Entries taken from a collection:
==========
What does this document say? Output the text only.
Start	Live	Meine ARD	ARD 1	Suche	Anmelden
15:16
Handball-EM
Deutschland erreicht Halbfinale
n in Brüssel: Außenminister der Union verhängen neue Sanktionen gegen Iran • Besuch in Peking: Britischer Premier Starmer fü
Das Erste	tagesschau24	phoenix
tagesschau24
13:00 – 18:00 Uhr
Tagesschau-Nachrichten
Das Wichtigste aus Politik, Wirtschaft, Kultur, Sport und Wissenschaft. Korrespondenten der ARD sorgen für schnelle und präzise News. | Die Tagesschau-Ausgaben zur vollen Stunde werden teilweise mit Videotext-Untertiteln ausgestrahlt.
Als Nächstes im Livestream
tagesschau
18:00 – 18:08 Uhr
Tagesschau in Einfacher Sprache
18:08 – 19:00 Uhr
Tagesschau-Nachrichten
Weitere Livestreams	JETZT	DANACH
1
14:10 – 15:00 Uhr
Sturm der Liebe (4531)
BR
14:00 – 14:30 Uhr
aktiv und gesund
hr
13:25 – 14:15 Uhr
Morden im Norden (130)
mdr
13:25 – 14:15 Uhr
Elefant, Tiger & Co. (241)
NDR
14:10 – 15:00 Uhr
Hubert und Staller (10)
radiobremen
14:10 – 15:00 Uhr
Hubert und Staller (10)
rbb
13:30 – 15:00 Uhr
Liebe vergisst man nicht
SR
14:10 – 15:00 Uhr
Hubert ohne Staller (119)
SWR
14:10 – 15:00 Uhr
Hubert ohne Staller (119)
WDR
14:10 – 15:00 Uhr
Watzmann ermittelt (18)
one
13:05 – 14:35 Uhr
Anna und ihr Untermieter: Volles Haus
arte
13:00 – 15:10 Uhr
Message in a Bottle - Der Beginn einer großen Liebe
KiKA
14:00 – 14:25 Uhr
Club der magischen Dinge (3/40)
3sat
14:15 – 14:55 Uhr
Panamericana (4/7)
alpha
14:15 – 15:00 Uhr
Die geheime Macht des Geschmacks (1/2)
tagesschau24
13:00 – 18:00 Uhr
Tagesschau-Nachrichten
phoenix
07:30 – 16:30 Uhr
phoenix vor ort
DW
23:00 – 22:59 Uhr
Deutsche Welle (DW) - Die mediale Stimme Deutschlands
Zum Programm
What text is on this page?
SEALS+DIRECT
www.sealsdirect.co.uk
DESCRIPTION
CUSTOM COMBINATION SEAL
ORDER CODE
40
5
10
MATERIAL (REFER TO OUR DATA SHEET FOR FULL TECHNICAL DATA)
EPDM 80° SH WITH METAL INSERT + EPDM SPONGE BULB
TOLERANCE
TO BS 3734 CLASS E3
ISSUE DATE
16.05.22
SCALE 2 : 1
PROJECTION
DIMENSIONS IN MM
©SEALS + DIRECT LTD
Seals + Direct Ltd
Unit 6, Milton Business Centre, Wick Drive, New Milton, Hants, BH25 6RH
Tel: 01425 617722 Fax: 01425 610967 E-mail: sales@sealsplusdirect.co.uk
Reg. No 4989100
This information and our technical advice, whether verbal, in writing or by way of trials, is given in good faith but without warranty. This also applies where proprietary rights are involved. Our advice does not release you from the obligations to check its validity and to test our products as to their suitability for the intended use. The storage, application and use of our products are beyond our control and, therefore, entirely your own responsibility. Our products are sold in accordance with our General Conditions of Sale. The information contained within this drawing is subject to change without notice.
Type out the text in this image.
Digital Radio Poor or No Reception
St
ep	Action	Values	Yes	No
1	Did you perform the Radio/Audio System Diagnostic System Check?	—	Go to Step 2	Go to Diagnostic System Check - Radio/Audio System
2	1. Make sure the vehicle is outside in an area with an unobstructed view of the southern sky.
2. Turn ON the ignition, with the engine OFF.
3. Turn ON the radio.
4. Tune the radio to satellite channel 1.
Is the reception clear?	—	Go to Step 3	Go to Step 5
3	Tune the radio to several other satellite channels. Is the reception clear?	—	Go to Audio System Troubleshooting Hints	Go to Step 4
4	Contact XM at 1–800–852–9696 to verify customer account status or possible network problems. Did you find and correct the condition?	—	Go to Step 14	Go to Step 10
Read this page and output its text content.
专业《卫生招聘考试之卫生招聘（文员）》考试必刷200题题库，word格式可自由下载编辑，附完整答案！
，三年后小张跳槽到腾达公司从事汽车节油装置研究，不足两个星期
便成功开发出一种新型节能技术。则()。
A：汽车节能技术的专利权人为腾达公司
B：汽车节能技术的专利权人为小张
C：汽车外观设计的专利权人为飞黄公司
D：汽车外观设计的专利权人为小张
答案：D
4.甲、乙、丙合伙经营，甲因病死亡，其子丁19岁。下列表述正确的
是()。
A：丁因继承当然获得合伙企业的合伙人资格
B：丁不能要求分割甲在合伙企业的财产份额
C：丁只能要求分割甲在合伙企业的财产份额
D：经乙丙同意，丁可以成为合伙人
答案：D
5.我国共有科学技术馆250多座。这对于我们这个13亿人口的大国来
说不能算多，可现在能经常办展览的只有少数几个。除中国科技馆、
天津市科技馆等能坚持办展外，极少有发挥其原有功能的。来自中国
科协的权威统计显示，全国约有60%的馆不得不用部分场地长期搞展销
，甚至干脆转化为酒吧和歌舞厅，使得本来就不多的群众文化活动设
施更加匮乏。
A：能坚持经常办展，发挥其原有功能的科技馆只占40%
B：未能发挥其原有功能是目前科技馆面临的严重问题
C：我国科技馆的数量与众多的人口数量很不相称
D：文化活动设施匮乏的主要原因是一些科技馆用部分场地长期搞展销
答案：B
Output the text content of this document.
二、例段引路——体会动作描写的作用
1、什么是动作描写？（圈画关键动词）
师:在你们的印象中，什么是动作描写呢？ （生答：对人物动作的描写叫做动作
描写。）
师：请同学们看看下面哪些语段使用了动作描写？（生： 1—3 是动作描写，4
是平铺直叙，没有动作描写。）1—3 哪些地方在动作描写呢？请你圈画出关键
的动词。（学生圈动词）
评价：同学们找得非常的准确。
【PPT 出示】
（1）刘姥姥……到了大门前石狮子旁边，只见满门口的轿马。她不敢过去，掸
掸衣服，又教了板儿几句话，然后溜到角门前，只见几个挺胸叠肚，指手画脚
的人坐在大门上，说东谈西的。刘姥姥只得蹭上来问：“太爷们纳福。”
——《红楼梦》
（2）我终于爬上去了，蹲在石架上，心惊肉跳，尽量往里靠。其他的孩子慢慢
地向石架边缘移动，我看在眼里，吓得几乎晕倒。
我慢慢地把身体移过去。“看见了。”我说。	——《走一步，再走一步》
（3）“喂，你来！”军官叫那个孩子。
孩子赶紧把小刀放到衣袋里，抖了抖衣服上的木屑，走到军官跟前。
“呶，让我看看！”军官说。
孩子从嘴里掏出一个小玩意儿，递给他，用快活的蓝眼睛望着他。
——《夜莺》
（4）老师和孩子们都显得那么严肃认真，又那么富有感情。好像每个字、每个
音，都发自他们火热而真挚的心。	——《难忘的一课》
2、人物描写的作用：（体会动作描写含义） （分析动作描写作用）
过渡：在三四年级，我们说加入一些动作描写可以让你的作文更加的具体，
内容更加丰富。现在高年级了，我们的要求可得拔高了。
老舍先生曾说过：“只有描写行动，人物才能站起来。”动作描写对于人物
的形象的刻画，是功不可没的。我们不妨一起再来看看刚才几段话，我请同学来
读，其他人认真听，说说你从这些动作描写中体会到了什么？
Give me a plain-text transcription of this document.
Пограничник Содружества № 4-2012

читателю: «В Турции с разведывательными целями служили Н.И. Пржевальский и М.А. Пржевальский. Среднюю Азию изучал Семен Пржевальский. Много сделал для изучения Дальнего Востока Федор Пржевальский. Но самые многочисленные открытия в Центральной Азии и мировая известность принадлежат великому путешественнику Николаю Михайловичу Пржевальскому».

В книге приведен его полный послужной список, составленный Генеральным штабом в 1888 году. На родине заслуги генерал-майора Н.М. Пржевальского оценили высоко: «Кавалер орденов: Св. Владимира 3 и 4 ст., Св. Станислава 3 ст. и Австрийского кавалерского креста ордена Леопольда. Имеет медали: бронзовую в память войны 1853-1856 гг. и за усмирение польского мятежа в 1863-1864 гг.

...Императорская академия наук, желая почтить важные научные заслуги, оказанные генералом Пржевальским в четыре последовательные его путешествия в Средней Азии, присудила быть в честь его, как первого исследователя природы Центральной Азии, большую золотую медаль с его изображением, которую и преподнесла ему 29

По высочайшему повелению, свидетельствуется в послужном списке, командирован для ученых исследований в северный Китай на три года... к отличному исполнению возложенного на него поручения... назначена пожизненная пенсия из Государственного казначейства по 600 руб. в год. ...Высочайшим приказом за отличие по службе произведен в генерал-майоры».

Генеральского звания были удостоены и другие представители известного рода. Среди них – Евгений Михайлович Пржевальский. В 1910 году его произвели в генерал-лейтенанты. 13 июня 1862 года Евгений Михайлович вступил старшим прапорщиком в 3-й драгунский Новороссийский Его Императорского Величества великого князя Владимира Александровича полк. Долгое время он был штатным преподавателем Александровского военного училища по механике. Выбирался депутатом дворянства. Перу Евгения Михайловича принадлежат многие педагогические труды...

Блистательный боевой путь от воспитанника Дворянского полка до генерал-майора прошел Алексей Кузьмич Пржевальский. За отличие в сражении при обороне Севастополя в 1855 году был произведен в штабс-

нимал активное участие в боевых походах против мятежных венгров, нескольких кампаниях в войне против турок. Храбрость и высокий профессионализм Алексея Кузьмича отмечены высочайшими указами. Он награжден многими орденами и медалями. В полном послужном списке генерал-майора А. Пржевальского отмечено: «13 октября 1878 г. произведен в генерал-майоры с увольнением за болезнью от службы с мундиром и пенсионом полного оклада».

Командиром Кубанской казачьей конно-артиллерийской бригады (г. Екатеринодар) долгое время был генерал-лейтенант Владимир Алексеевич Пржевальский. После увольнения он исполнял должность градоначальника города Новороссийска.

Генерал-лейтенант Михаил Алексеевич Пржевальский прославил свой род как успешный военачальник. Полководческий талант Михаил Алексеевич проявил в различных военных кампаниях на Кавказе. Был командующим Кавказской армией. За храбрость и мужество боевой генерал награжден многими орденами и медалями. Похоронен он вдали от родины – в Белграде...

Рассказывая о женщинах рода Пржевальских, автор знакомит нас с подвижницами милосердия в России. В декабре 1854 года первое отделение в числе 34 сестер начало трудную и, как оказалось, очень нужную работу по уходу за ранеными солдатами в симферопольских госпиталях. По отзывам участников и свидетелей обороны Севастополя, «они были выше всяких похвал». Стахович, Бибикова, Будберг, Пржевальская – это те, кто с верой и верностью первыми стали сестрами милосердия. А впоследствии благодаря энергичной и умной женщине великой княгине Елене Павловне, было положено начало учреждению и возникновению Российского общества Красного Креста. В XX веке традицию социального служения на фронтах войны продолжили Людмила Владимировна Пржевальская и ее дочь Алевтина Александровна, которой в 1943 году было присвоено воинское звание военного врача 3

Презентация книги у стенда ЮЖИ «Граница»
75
==========
- [EXERCISE TASK]:
Using the records above, pull out each line where the word "Владимира" occurs.

- [FULL OUTPUT]:
В книге приведен его полный послужной список, составленный Генеральным штабом в 1888 году. На родине заслуги генерал-майора Н.М. Пржевальского оценили высоко: «Кавалер орденов: Св. Владимира 3 и 4 ст., Св. Станислава 3 ст. и Австрийского кавалерского креста ордена Леопольда. Имеет медали: бронзовую в память войны 1853-1856 гг. и за усмирение польского мятежа в 1863-1864 гг.
Генеральского звания были удостоены и другие представители известного рода. Среди них – Евгений Михайлович Пржевальский. В 1910 году его произвели в генерал-лейтенанты. 13 июня 1862 года Евгений Михайлович вступил старшим прапорщиком в 3-й драгунский Новороссийский Его Императорского Величества великого князя Владимира Александровича полк. Долгое время он был штатным преподавателем Александровского военного училища по механике. Выбирался депутатом дворянства. Перу Евгения Михайловича принадлежат многие педагогические труды...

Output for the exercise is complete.